» DATA
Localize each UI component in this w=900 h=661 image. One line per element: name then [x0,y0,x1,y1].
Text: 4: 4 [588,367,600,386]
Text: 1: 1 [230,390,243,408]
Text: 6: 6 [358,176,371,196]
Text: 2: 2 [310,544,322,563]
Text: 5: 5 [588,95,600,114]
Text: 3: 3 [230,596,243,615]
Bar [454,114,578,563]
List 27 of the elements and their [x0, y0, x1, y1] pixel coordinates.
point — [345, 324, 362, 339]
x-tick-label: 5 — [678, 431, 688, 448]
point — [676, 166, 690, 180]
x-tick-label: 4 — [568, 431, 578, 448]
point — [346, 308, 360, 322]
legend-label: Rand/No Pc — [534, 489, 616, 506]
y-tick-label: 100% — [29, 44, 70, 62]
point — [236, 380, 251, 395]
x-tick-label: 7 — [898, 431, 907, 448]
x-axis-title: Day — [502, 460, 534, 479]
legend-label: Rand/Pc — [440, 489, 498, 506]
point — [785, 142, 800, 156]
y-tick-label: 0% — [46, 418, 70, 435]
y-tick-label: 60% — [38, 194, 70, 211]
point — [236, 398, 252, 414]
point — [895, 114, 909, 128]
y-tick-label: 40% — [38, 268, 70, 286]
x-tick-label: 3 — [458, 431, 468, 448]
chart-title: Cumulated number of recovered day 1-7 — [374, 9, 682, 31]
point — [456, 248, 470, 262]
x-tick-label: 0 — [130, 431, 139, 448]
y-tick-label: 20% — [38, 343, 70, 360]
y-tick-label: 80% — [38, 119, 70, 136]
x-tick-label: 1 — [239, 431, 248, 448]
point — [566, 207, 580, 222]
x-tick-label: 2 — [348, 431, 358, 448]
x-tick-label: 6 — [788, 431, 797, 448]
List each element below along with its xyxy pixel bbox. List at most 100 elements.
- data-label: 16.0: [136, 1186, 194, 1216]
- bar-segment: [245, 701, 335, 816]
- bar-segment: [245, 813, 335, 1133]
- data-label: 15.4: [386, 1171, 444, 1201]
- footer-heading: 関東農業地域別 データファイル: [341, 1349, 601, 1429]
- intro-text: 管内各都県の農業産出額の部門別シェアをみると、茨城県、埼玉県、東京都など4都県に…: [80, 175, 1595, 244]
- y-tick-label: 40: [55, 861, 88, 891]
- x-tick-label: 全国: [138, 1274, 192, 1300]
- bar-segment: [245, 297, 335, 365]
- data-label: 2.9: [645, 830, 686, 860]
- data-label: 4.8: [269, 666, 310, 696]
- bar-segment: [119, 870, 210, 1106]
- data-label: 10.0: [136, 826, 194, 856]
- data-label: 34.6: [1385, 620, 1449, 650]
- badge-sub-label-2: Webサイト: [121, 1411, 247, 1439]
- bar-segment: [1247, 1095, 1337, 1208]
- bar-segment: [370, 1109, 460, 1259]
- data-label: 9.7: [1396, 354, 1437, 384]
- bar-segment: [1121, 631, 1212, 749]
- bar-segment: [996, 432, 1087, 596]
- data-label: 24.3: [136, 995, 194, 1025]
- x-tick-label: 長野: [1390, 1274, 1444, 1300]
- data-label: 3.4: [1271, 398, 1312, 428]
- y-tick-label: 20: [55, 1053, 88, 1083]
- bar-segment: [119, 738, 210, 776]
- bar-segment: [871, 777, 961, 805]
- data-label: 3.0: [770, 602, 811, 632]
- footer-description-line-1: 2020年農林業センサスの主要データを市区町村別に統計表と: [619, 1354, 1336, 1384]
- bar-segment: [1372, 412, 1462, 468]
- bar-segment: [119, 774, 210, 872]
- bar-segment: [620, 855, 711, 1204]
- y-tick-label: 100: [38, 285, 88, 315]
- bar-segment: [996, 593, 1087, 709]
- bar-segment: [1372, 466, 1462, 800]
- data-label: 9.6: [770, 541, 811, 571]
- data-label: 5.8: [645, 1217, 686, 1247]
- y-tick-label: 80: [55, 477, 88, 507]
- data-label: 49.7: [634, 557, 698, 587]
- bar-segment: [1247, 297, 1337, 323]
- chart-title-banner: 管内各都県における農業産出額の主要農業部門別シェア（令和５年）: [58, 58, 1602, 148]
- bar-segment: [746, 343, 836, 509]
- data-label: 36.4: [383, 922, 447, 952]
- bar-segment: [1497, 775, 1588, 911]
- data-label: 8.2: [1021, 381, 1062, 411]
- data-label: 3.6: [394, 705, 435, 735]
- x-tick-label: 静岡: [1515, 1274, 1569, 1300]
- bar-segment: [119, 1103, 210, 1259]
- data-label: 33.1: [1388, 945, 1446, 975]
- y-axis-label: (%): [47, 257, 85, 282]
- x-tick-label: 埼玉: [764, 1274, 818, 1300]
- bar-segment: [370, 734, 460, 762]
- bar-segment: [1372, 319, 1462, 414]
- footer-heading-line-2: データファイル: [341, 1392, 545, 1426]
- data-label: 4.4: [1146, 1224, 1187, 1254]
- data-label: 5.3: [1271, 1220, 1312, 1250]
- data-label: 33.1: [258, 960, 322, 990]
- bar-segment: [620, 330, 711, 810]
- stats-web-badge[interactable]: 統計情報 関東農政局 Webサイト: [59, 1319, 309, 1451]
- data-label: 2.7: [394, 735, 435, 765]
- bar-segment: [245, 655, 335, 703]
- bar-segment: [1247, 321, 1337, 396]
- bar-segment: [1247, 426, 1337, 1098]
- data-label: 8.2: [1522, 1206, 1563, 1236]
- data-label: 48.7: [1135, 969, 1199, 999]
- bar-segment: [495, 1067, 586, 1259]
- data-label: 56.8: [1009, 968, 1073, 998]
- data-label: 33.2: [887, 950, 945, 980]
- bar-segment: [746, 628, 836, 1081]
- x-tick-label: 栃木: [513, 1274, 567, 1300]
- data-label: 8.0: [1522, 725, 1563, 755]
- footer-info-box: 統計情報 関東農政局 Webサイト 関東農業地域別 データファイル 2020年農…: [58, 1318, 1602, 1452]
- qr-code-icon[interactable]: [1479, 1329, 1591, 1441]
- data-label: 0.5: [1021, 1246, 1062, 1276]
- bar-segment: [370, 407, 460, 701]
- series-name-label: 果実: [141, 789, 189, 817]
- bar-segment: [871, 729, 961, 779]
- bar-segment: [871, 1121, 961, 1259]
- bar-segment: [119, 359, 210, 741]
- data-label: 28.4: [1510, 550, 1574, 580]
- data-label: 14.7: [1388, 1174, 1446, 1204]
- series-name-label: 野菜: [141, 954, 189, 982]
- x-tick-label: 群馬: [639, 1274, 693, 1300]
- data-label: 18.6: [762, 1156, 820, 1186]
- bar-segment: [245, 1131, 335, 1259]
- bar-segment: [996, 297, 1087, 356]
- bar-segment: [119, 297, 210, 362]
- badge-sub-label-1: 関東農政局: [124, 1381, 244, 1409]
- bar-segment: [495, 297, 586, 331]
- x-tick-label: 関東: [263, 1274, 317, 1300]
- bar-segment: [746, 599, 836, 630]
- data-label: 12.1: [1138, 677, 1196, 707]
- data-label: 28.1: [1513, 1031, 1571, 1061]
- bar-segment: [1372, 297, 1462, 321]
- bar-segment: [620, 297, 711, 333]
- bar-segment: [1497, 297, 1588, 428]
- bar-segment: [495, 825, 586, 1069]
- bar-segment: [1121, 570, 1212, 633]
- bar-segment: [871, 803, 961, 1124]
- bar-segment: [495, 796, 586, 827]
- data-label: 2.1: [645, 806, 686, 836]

» WHAT IS EXPECTED
Copy the rows from the start of the records through the line containing "Text: 3: 3 [230,596,243,615]", keeping each line unchanged.

» RESULT
Localize each UI component in this w=900 h=661 image. One line per element: name then [x0,y0,x1,y1].
Text: 4: 4 [588,367,600,386]
Text: 1: 1 [230,390,243,408]
Text: 6: 6 [358,176,371,196]
Text: 2: 2 [310,544,322,563]
Text: 5: 5 [588,95,600,114]
Text: 3: 3 [230,596,243,615]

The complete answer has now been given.